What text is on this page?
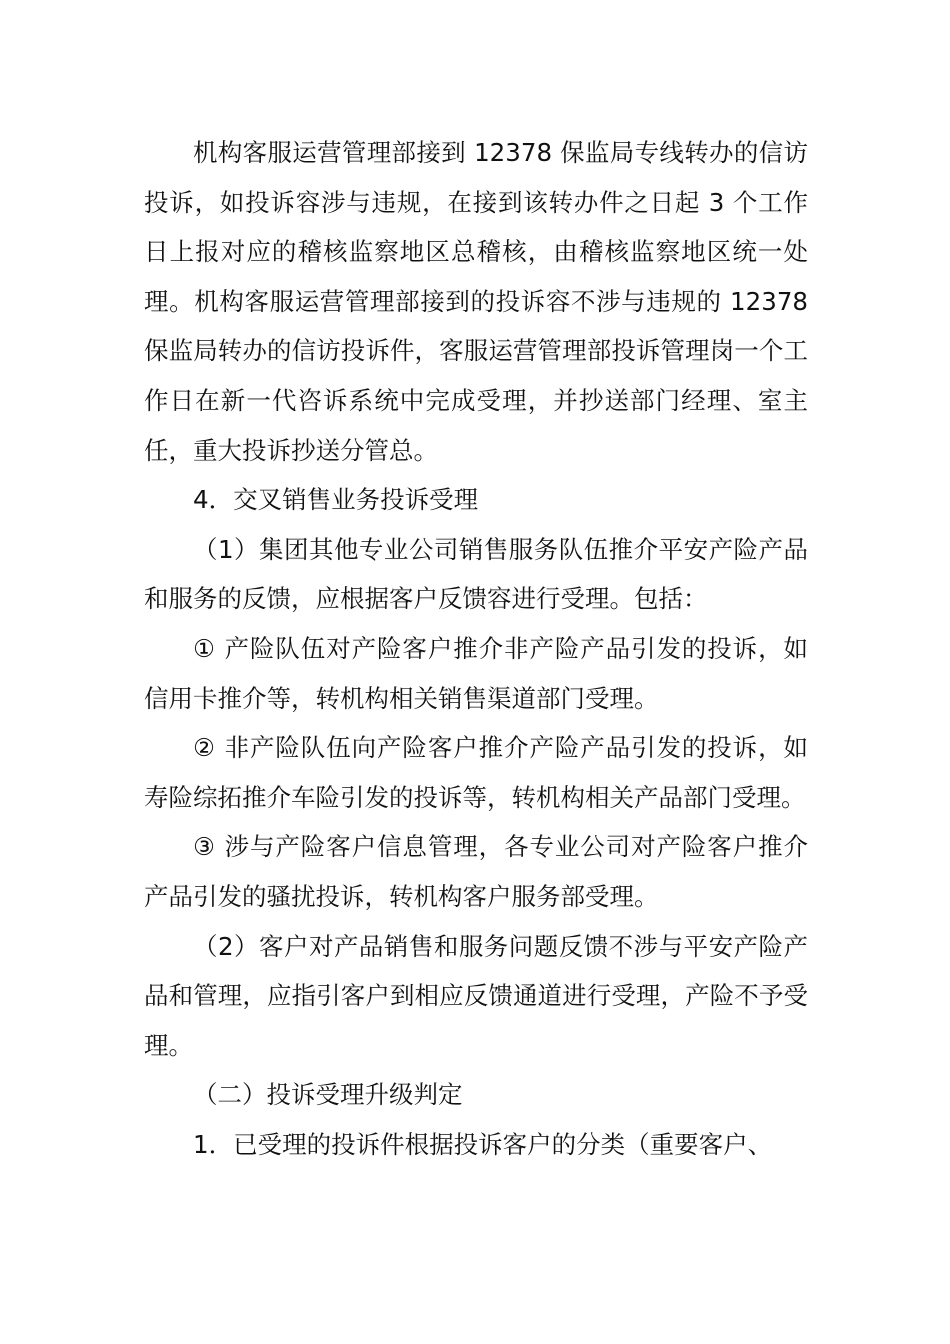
机构客服运营管理部接到 12378 保监局专线转办的信访投诉，如投诉容涉与违规，在接到该转办件之日起 3 个工作日上报对应的稽核监察地区总稽核，由稽核监察地区统一处理。机构客服运营管理部接到的投诉容不涉与违规的 12378 保监局转办的信访投诉件，客服运营管理部投诉管理岗一个工作日在新一代咨诉系统中完成受理，并抄送部门经理、室主任，重大投诉抄送分管总。

4．交叉销售业务投诉受理

（1）集团其他专业公司销售服务队伍推介平安产险产品和服务的反馈，应根据客户反馈容进行受理。包括：

① 产险队伍对产险客户推介非产险产品引发的投诉，如信用卡推介等，转机构相关销售渠道部门受理。

② 非产险队伍向产险客户推介产险产品引发的投诉，如寿险综拓推介车险引发的投诉等，转机构相关产品部门受理。

③ 涉与产险客户信息管理，各专业公司对产险客户推介产品引发的骚扰投诉，转机构客户服务部受理。

（2）客户对产品销售和服务问题反馈不涉与平安产险产品和管理，应指引客户到相应反馈通道进行受理，产险不予受理。

（二）投诉受理升级判定

1．已受理的投诉件根据投诉客户的分类（重要客户、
* * * * *
■ **Problem to work on**
Except for the pictures, reproduce every line exactly.

■ **Response below**
What text is on this page?
机构客服运营管理部接到 12378 保监局专线转办的信访投诉，如投诉容涉与违规，在接到该转办件之日起 3 个工作日上报对应的稽核监察地区总稽核，由稽核监察地区统一处理。机构客服运营管理部接到的投诉容不涉与违规的 12378 保监局转办的信访投诉件，客服运营管理部投诉管理岗一个工作日在新一代咨诉系统中完成受理，并抄送部门经理、室主任，重大投诉抄送分管总。

4．交叉销售业务投诉受理

（1）集团其他专业公司销售服务队伍推介平安产险产品和服务的反馈，应根据客户反馈容进行受理。包括：

① 产险队伍对产险客户推介非产险产品引发的投诉，如信用卡推介等，转机构相关销售渠道部门受理。

② 非产险队伍向产险客户推介产险产品引发的投诉，如寿险综拓推介车险引发的投诉等，转机构相关产品部门受理。

③ 涉与产险客户信息管理，各专业公司对产险客户推介产品引发的骚扰投诉，转机构客户服务部受理。

（2）客户对产品销售和服务问题反馈不涉与平安产险产品和管理，应指引客户到相应反馈通道进行受理，产险不予受理。

（二）投诉受理升级判定

1．已受理的投诉件根据投诉客户的分类（重要客户、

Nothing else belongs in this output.